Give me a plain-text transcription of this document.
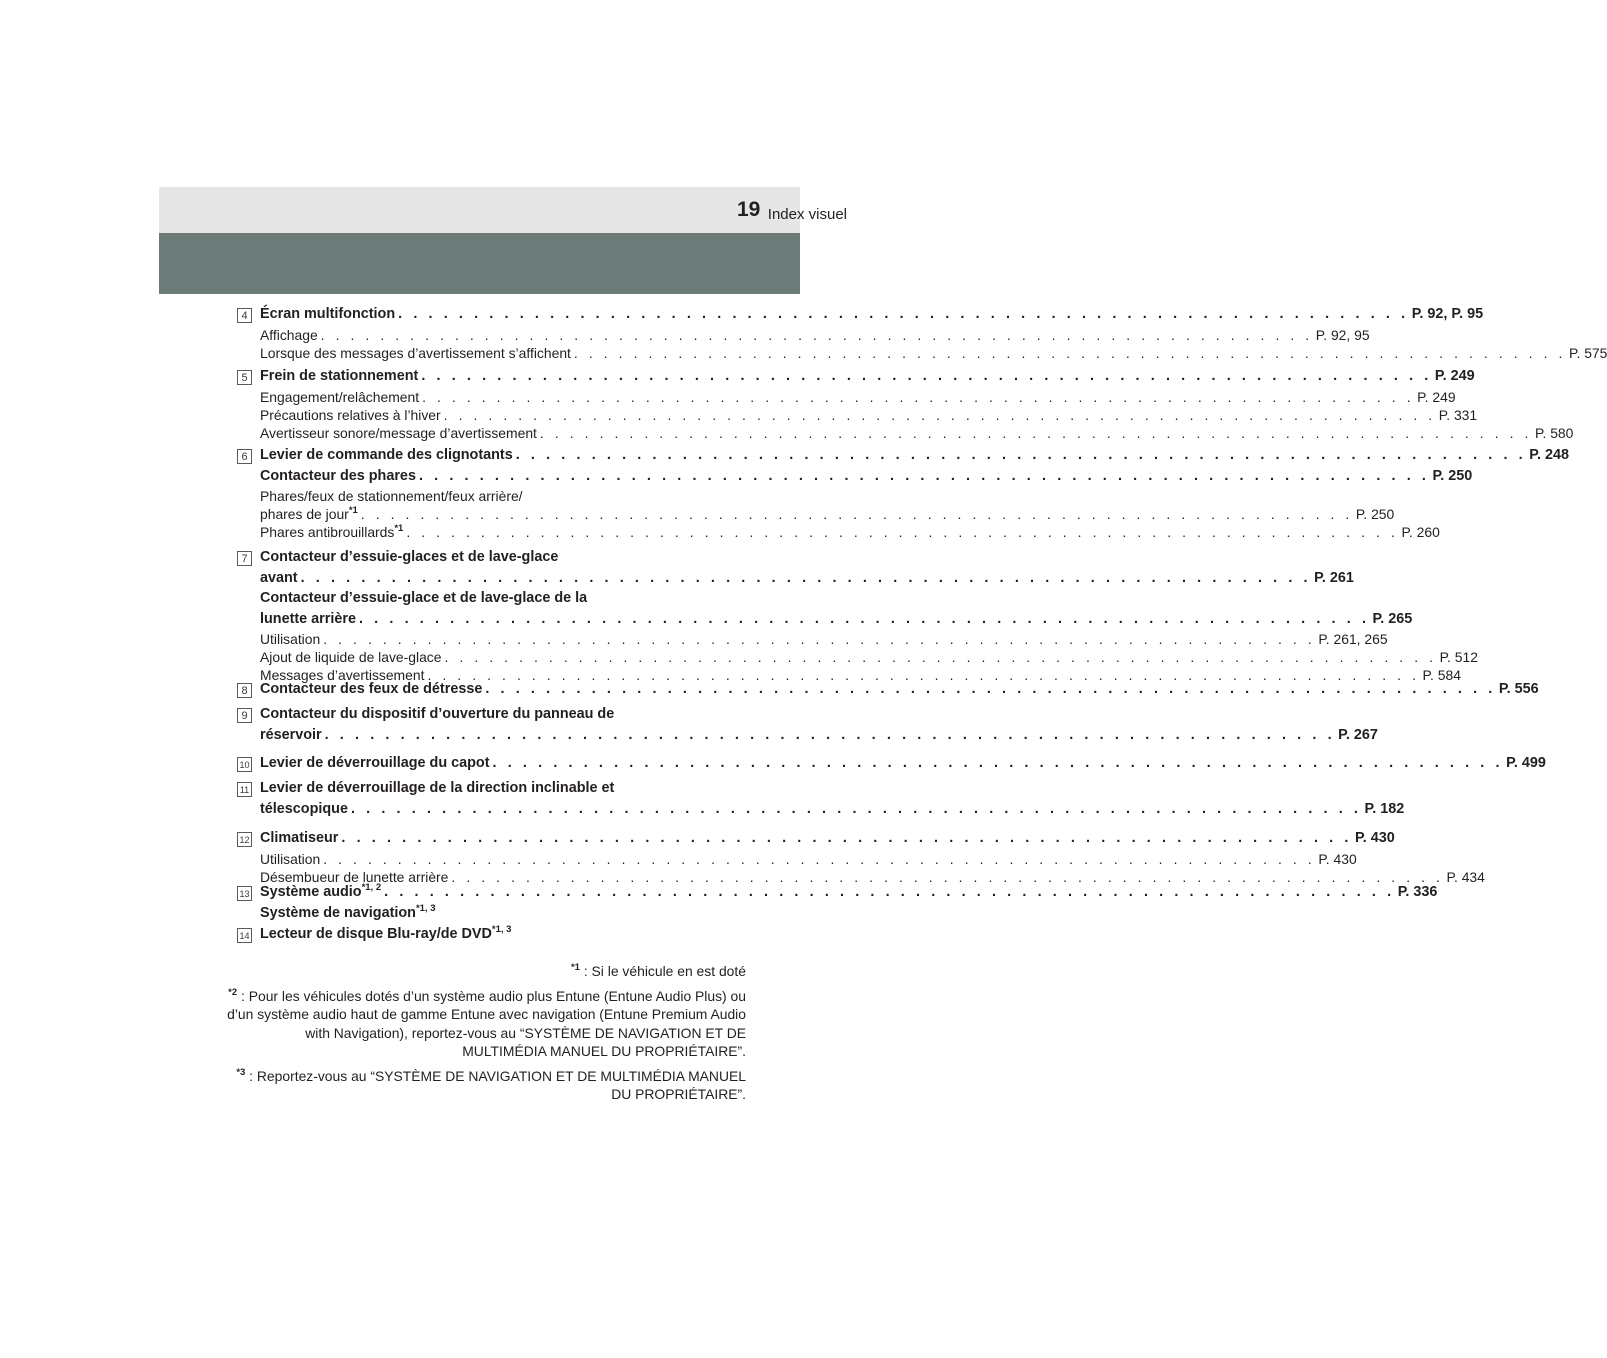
Index visuel
19
4 Écran multifonction . . . . . . . . . . . . . . . . . . . . . . . . . . . . . . . . . . . . . . . . . . . . . . . . . . . . . . . . . . . . . . . . . . . P. 92, P. 95
Affichage . . . . . . . . . . . . . . . . . . . . . . . . . . . . . . . . . . . . . . . . . . . . . . . . . . . . . . . . . . . . . . . . . . . P. 92, 95
Lorsque des messages d’avertissement s’affichent . . . . . . . . . . . . . . . . . . . . . . . . . . . . . . . . . . . . . . . . . . . . . . . . . . . . . . . . . . . . . . . . . . . P. 575
5 Frein de stationnement . . . . . . . . . . . . . . . . . . . . . . . . . . . . . . . . . . . . . . . . . . . . . . . . . . . . . . . . . . . . . . . . . . . P. 249
Engagement/relâchement . . . . . . . . . . . . . . . . . . . . . . . . . . . . . . . . . . . . . . . . . . . . . . . . . . . . . . . . . . . . . . . . . . . P. 249
Précautions relatives à l’hiver . . . . . . . . . . . . . . . . . . . . . . . . . . . . . . . . . . . . . . . . . . . . . . . . . . . . . . . . . . . . . . . . . . . P. 331
Avertisseur sonore/message d’avertissement . . . . . . . . . . . . . . . . . . . . . . . . . . . . . . . . . . . . . . . . . . . . . . . . . . . . . . . . . . . . . . . . . . . P. 580
6 Levier de commande des clignotants . . . . . . . . . . . . . . . . . . . . . . . . . . . . . . . . . . . . . . . . . . . . . . . . . . . . . . . . . . . . . . . . . . . P. 248
Contacteur des phares . . . . . . . . . . . . . . . . . . . . . . . . . . . . . . . . . . . . . . . . . . . . . . . . . . . . . . . . . . . . . . . . . . . P. 250
Phares/feux de stationnement/feux arrière/
phares de jour$^{*1}$ . . . . . . . . . . . . . . . . . . . . . . . . . . . . . . . . . . . . . . . . . . . . . . . . . . . . . . . . . . . . . . . . . . . P. 250
Phares antibrouillards$^{*1}$ . . . . . . . . . . . . . . . . . . . . . . . . . . . . . . . . . . . . . . . . . . . . . . . . . . . . . . . . . . . . . . . . . . . P. 260
7 Contacteur d’essuie-glaces et de lave-glace
avant . . . . . . . . . . . . . . . . . . . . . . . . . . . . . . . . . . . . . . . . . . . . . . . . . . . . . . . . . . . . . . . . . . . P. 261
Contacteur d’essuie-glace et de lave-glace de la
lunette arrière . . . . . . . . . . . . . . . . . . . . . . . . . . . . . . . . . . . . . . . . . . . . . . . . . . . . . . . . . . . . . . . . . . . P. 265
Utilisation . . . . . . . . . . . . . . . . . . . . . . . . . . . . . . . . . . . . . . . . . . . . . . . . . . . . . . . . . . . . . . . . . . . P. 261, 265
Ajout de liquide de lave-glace . . . . . . . . . . . . . . . . . . . . . . . . . . . . . . . . . . . . . . . . . . . . . . . . . . . . . . . . . . . . . . . . . . . P. 512
Messages d’avertissement . . . . . . . . . . . . . . . . . . . . . . . . . . . . . . . . . . . . . . . . . . . . . . . . . . . . . . . . . . . . . . . . . . . P. 584
8 Contacteur des feux de détresse . . . . . . . . . . . . . . . . . . . . . . . . . . . . . . . . . . . . . . . . . . . . . . . . . . . . . . . . . . . . . . . . . . . P. 556
9 Contacteur du dispositif d’ouverture du panneau de
réservoir . . . . . . . . . . . . . . . . . . . . . . . . . . . . . . . . . . . . . . . . . . . . . . . . . . . . . . . . . . . . . . . . . . . P. 267
10 Levier de déverrouillage du capot . . . . . . . . . . . . . . . . . . . . . . . . . . . . . . . . . . . . . . . . . . . . . . . . . . . . . . . . . . . . . . . . . . . P. 499
11 Levier de déverrouillage de la direction inclinable et
télescopique . . . . . . . . . . . . . . . . . . . . . . . . . . . . . . . . . . . . . . . . . . . . . . . . . . . . . . . . . . . . . . . . . . . P. 182
12 Climatiseur . . . . . . . . . . . . . . . . . . . . . . . . . . . . . . . . . . . . . . . . . . . . . . . . . . . . . . . . . . . . . . . . . . . P. 430
Utilisation . . . . . . . . . . . . . . . . . . . . . . . . . . . . . . . . . . . . . . . . . . . . . . . . . . . . . . . . . . . . . . . . . . . P. 430
Désembueur de lunette arrière . . . . . . . . . . . . . . . . . . . . . . . . . . . . . . . . . . . . . . . . . . . . . . . . . . . . . . . . . . . . . . . . . . . P. 434
13 Système audio$^{*1, 2}$ . . . . . . . . . . . . . . . . . . . . . . . . . . . . . . . . . . . . . . . . . . . . . . . . . . . . . . . . . . . . . . . . . . . P. 336
Système de navigation$^{*1, 3}$
14 Lecteur de disque Blu-ray/de DVD$^{*1, 3}$
$^{*1}$ : Si le véhicule en est doté
$^{*2}$ : Pour les véhicules dotés d’un système audio plus Entune (Entune Audio Plus) ou d’un système audio haut de gamme Entune avec navigation (Entune Premium Audio with Navigation), reportez-vous au “SYSTÈME DE NAVIGATION ET DE MULTIMÉDIA MANUEL DU PROPRIÉTAIRE”.
$^{*3}$ : Reportez-vous au “SYSTÈME DE NAVIGATION ET DE MULTIMÉDIA MANUEL DU PROPRIÉTAIRE”.
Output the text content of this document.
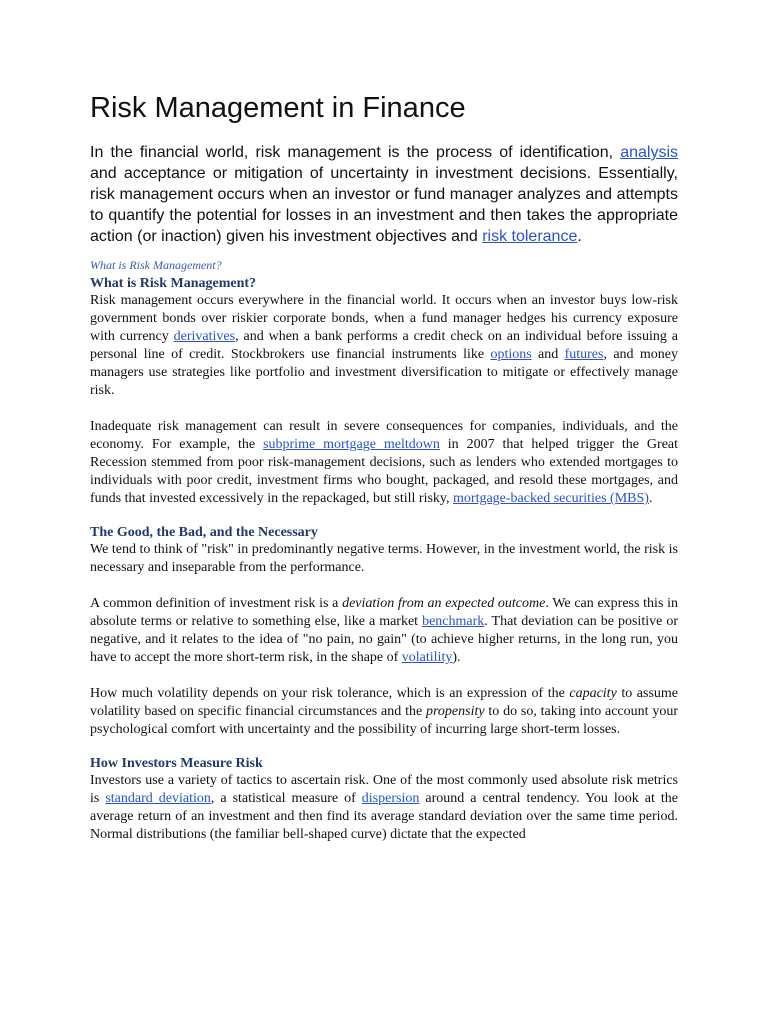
Risk Management in Finance

In the financial world, risk management is the process of identification, analysis and acceptance or mitigation of uncertainty in investment decisions. Essentially, risk management occurs when an investor or fund manager analyzes and attempts to quantify the potential for losses in an investment and then takes the appropriate action (or inaction) given his investment objectives and risk tolerance.

What is Risk Management?
What is Risk Management?

Risk management occurs everywhere in the financial world. It occurs when an investor buys low-risk government bonds over riskier corporate bonds, when a fund manager hedges his currency exposure with currency derivatives, and when a bank performs a credit check on an individual before issuing a personal line of credit. Stockbrokers use financial instruments like options and futures, and money managers use strategies like portfolio and investment diversification to mitigate or effectively manage risk.

Inadequate risk management can result in severe consequences for companies, individuals, and the economy. For example, the subprime mortgage meltdown in 2007 that helped trigger the Great Recession stemmed from poor risk-management decisions, such as lenders who extended mortgages to individuals with poor credit, investment firms who bought, packaged, and resold these mortgages, and funds that invested excessively in the repackaged, but still risky, mortgage-backed securities (MBS).

The Good, the Bad, and the Necessary

We tend to think of "risk" in predominantly negative terms. However, in the investment world, the risk is necessary and inseparable from the performance.

A common definition of investment risk is a deviation from an expected outcome. We can express this in absolute terms or relative to something else, like a market benchmark. That deviation can be positive or negative, and it relates to the idea of "no pain, no gain" (to achieve higher returns, in the long run, you have to accept the more short-term risk, in the shape of volatility).

How much volatility depends on your risk tolerance, which is an expression of the capacity to assume volatility based on specific financial circumstances and the propensity to do so, taking into account your psychological comfort with uncertainty and the possibility of incurring large short-term losses.

How Investors Measure Risk

Investors use a variety of tactics to ascertain risk. One of the most commonly used absolute risk metrics is standard deviation, a statistical measure of dispersion around a central tendency. You look at the average return of an investment and then find its average standard deviation over the same time period. Normal distributions (the familiar bell-shaped curve) dictate that the expected
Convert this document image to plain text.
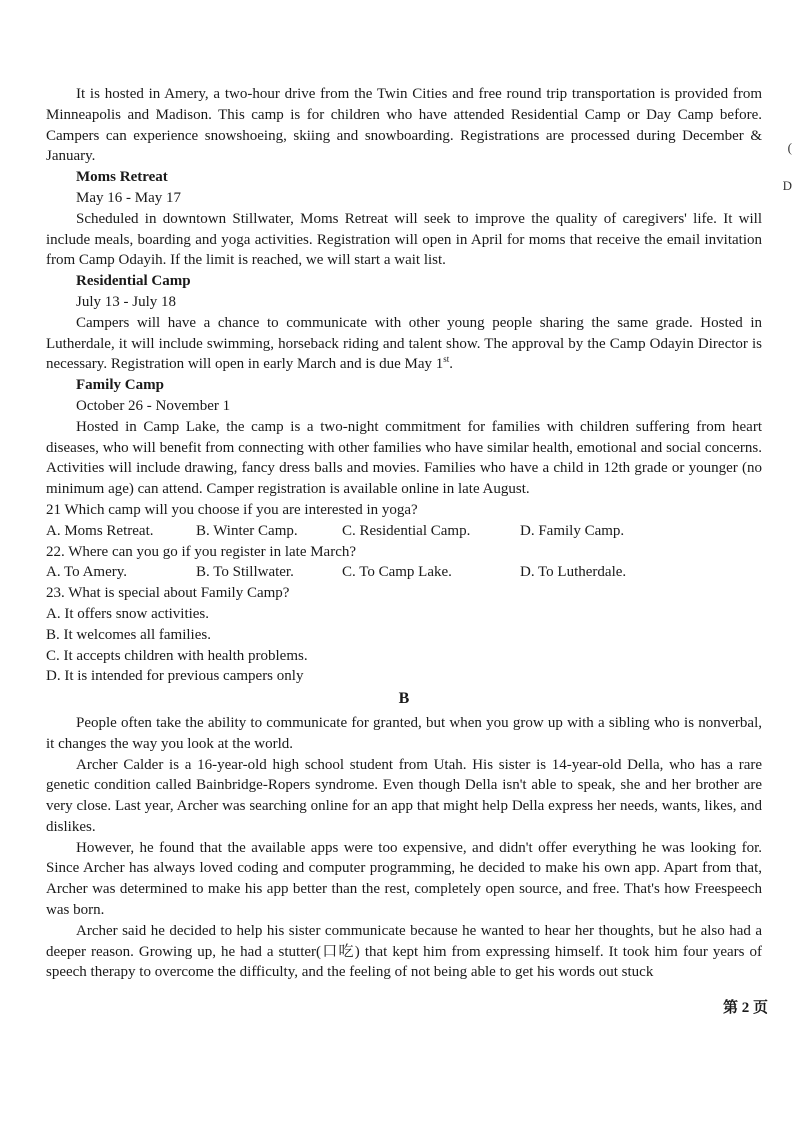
It is hosted in Amery, a two-hour drive from the Twin Cities and free round trip transportation is provided from Minneapolis and Madison. This camp is for children who have attended Residential Camp or Day Camp before. Campers can experience snowshoeing, skiing and snowboarding. Registrations are processed during December & January.

Moms Retreat

May 16 - May 17

Scheduled in downtown Stillwater, Moms Retreat will seek to improve the quality of caregivers' life. It will include meals, boarding and yoga activities. Registration will open in April for moms that receive the email invitation from Camp Odayih. If the limit is reached, we will start a wait list.

Residential Camp

July 13 - July 18

Campers will have a chance to communicate with other young people sharing the same grade. Hosted in Lutherdale, it will include swimming, horseback riding and talent show. The approval by the Camp Odayin Director is necessary. Registration will open in early March and is due May 1st.

Family Camp

October 26 - November 1

Hosted in Camp Lake, the camp is a two-night commitment for families with children suffering from heart diseases, who will benefit from connecting with other families who have similar health, emotional and social concerns. Activities will include drawing, fancy dress balls and movies. Families who have a child in 12th grade or younger (no minimum age) can attend. Camper registration is available online in late August.

21 Which camp will you choose if you are interested in yoga?

A. Moms Retreat.	B. Winter Camp.	C. Residential Camp.	D. Family Camp.

22. Where can you go if you register in late March?

A. To Amery.	B. To Stillwater.	C. To Camp Lake.	D. To Lutherdale.

23. What is special about Family Camp?

A. It offers snow activities.

B. It welcomes all families.

C. It accepts children with health problems.

D. It is intended for previous campers only

B

People often take the ability to communicate for granted, but when you grow up with a sibling who is nonverbal, it changes the way you look at the world.

Archer Calder is a 16-year-old high school student from Utah. His sister is 14-year-old Della, who has a rare genetic condition called Bainbridge-Ropers syndrome. Even though Della isn't able to speak, she and her brother are very close. Last year, Archer was searching online for an app that might help Della express her needs, wants, likes, and dislikes.

However, he found that the available apps were too expensive, and didn't offer everything he was looking for. Since Archer has always loved coding and computer programming, he decided to make his own app. Apart from that, Archer was determined to make his app better than the rest, completely open source, and free. That's how Freespeech was born.

Archer said he decided to help his sister communicate because he wanted to hear her thoughts, but he also had a deeper reason. Growing up, he had a stutter(口吃) that kept him from expressing himself. It took him four years of speech therapy to overcome the difficulty, and the feeling of not being able to get his words out stuck

(
D
第 2 页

• • • • • • •

=== Instruction ===
Scan the lines for the string "Archer". Pick out every line that has it.

=== Complete output ===
Archer Calder is a 16-year-old high school student from Utah. His sister is 14-year-old Della, who has a rare genetic condition called Bainbridge-Ropers syndrome. Even though Della isn't able to speak, she and her brother are very close. Last year, Archer was searching online for an app that might help Della express her needs, wants, likes, and dislikes.
However, he found that the available apps were too expensive, and didn't offer everything he was looking for. Since Archer has always loved coding and computer programming, he decided to make his own app. Apart from that, Archer was determined to make his app better than the rest, completely open source, and free. That's how Freespeech was born.
Archer said he decided to help his sister communicate because he wanted to hear her thoughts, but he also had a deeper reason. Growing up, he had a stutter(口吃) that kept him from expressing himself. It took him four years of speech therapy to overcome the difficulty, and the feeling of not being able to get his words out stuck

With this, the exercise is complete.